=== Passage ===
•••••
TecC 04 - From Stone to Silicon: Technology's Long Arc
From handaxes to hard drives: tracing humanity’s exponential evolution
In the previous episode, we looked at the very first stepping stone of the very origin of technology - very broadly defined, within our technocentric paradigm in this series, as the sum total of all human action that modifies something in the environment around us. Quite literally, this stepping stone was about the very first tool - the handaxe! Let’s now explore, as promised, how we got from there to here, from then to now, from stone to silicon.
From my previous articles and the first-principles approach I’ve taken, it’ll be obvious to you that there is a reason why I am starting the technocentric story with a stone going right back more than tens of thousands of years in time - that stone gave birth to technology, and we celebrate that, well, milestone, by calling it the Stone Age, since it was that consequential.
For those of you now in earnest with me on this technocentric journey, it’ll be gratifying to see that almost every other ‘age’ is based on some other key technology – so we can proclaim that there has indeed been technocentrism before us in history?
•••••
=== What you have to do ===
Reproduce the section of the technology passage that begins with the words "From my previous" and ends with "us in history?".

=== Dataset entries ===
•••••
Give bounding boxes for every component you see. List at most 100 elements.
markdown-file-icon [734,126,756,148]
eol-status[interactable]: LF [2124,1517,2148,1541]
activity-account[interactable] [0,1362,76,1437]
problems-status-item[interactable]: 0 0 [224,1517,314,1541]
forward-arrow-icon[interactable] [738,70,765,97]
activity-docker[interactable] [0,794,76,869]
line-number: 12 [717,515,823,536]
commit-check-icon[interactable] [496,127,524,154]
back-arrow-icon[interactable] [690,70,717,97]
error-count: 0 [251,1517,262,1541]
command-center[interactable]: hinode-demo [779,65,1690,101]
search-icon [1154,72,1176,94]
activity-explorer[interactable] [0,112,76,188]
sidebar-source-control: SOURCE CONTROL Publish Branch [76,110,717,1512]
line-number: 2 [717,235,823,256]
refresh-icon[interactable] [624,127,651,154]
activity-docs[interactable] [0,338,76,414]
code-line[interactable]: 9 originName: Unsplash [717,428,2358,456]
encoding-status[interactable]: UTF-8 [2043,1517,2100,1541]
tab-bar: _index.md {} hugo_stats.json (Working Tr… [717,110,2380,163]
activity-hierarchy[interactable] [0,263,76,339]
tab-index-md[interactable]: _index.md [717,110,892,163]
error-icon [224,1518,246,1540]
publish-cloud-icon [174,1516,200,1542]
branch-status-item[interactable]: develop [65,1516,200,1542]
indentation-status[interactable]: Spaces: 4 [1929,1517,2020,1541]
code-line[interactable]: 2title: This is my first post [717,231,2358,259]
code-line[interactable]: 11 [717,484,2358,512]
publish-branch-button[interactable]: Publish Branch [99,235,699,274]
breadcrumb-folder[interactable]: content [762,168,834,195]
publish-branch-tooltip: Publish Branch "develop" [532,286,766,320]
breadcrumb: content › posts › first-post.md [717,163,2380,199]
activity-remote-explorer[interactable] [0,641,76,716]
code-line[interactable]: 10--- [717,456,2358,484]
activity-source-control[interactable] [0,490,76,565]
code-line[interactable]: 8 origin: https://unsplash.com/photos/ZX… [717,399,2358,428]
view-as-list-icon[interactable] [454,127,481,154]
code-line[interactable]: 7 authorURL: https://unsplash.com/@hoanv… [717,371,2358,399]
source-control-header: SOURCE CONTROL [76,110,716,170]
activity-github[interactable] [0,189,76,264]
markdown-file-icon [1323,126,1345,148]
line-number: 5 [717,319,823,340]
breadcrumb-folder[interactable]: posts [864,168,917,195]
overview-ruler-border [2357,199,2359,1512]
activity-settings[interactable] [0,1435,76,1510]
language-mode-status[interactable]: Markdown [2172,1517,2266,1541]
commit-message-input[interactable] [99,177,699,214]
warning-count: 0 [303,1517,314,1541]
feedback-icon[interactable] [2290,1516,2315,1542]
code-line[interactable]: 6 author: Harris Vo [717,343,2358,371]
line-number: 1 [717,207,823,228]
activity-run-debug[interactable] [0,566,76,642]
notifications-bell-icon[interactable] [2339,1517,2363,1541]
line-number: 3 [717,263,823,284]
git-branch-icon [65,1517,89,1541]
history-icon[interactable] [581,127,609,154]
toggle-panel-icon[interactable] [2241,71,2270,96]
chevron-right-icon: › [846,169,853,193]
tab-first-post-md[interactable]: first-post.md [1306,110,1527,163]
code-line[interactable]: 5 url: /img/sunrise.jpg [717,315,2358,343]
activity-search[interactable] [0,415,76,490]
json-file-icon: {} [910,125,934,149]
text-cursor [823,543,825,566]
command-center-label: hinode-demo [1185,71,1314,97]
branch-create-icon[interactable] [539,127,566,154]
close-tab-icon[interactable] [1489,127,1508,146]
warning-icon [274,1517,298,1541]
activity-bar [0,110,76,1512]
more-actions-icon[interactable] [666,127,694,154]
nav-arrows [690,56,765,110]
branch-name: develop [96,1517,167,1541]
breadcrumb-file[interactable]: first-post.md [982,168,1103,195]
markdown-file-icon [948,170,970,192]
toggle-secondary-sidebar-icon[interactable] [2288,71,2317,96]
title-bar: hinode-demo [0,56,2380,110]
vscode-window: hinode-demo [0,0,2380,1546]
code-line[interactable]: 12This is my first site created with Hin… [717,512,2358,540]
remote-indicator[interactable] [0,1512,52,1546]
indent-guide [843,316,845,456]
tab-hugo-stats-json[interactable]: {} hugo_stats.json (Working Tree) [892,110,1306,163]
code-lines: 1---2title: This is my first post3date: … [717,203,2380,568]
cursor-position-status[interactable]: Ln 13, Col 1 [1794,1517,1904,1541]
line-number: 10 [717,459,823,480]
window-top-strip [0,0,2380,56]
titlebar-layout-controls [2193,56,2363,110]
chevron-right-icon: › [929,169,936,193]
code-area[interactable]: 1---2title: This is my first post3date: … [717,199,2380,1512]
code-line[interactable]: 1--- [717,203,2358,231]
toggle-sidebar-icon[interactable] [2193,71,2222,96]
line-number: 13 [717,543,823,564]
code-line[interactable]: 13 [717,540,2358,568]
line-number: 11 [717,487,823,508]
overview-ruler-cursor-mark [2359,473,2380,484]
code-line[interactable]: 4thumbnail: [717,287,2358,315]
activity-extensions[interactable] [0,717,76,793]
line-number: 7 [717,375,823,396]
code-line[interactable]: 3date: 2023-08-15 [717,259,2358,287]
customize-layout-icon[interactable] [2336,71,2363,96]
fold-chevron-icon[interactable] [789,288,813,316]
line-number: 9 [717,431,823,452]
•••••
=== Solution below ===
From my previous articles and the first-principles approach I’ve taken, it’ll be obvious to you that there is a reason why I am starting the technocentric story with a stone going right back more than tens of thousands of years in time - that stone gave birth to technology, and we celebrate that, well, milestone, by calling it the Stone Age, since it was that consequential.
For those of you now in earnest with me on this technocentric journey, it’ll be gratifying to see that almost every other ‘age’ is based on some other key technology – so we can proclaim that there has indeed been technocentrism before us in history?